— Start of MATERIAL FOR THIS TASK —

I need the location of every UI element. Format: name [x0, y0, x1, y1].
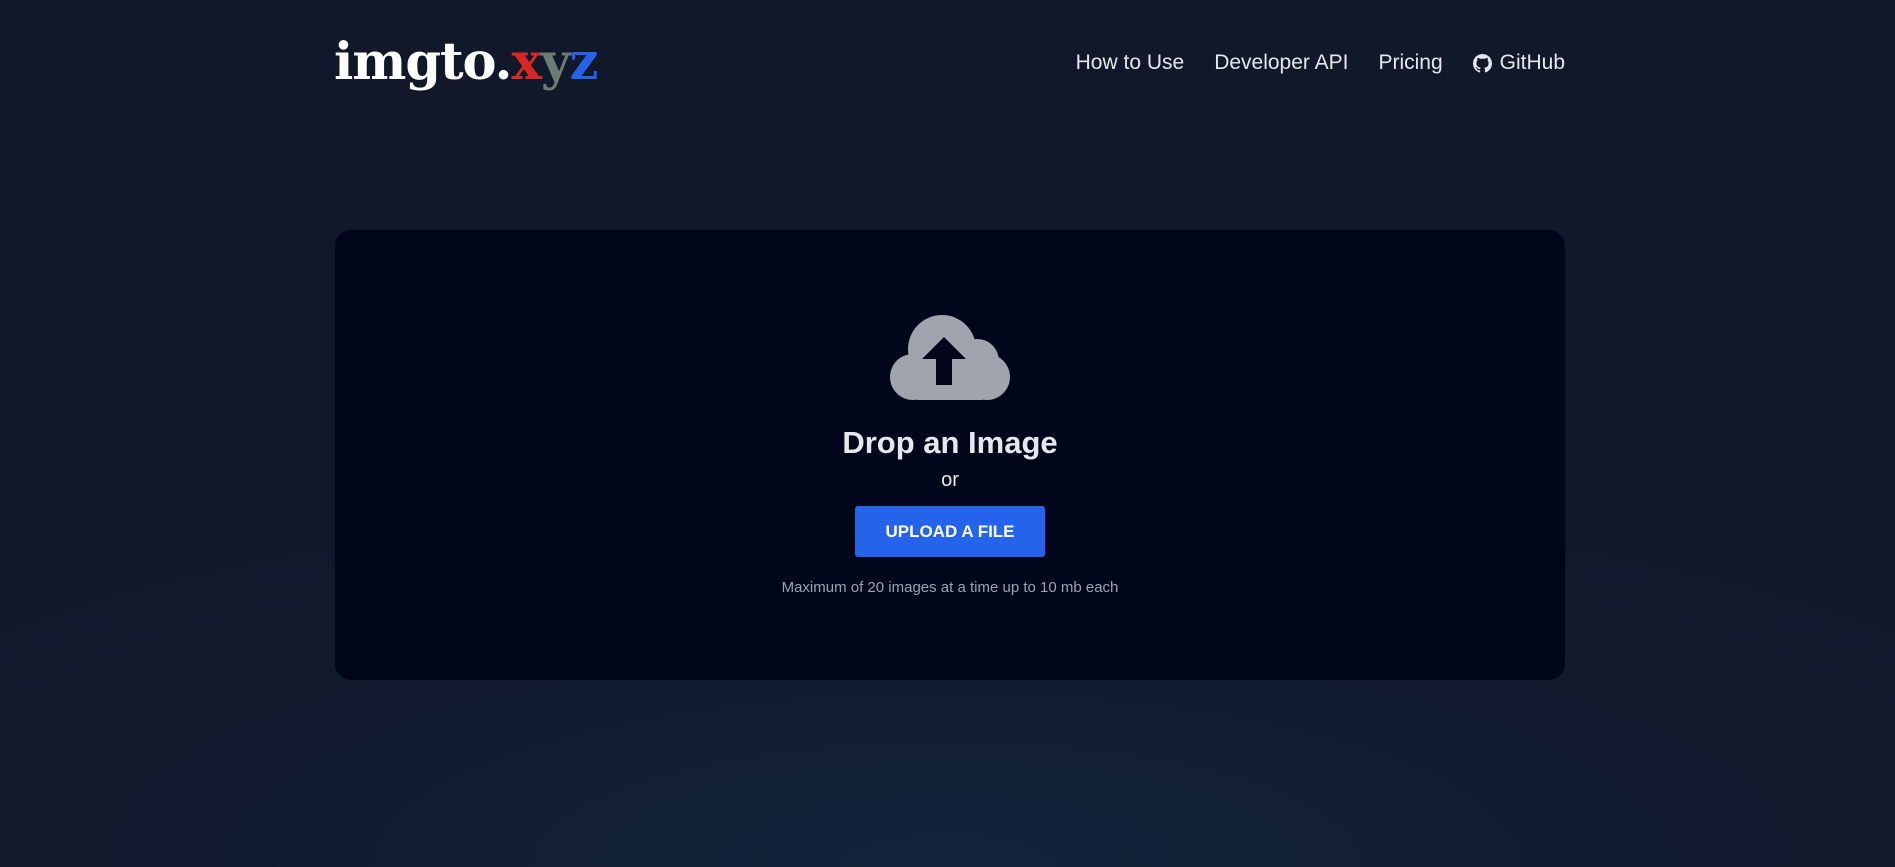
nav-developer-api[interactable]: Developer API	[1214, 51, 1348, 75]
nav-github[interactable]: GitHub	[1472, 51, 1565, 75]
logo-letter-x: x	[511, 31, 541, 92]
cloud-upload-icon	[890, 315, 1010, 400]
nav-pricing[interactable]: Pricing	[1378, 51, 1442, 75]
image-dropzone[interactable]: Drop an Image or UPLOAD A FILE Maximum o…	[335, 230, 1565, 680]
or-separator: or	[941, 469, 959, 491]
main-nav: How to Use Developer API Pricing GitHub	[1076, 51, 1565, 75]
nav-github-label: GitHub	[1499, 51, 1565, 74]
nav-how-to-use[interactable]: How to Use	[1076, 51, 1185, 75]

— End of MATERIAL FOR THIS TASK —

» AIM:
Copy out the part of the records that opens with the line containing "51, 1348, 75]" and closes with the line containing "51, 1442, 75]", keeping each line identical.

» WRITTEN RESPONSE:
nav-developer-api[interactable]: Developer API	[1214, 51, 1348, 75]
nav-github[interactable]: GitHub	[1472, 51, 1565, 75]
logo-letter-x: x	[511, 31, 541, 92]
cloud-upload-icon	[890, 315, 1010, 400]
nav-pricing[interactable]: Pricing	[1378, 51, 1442, 75]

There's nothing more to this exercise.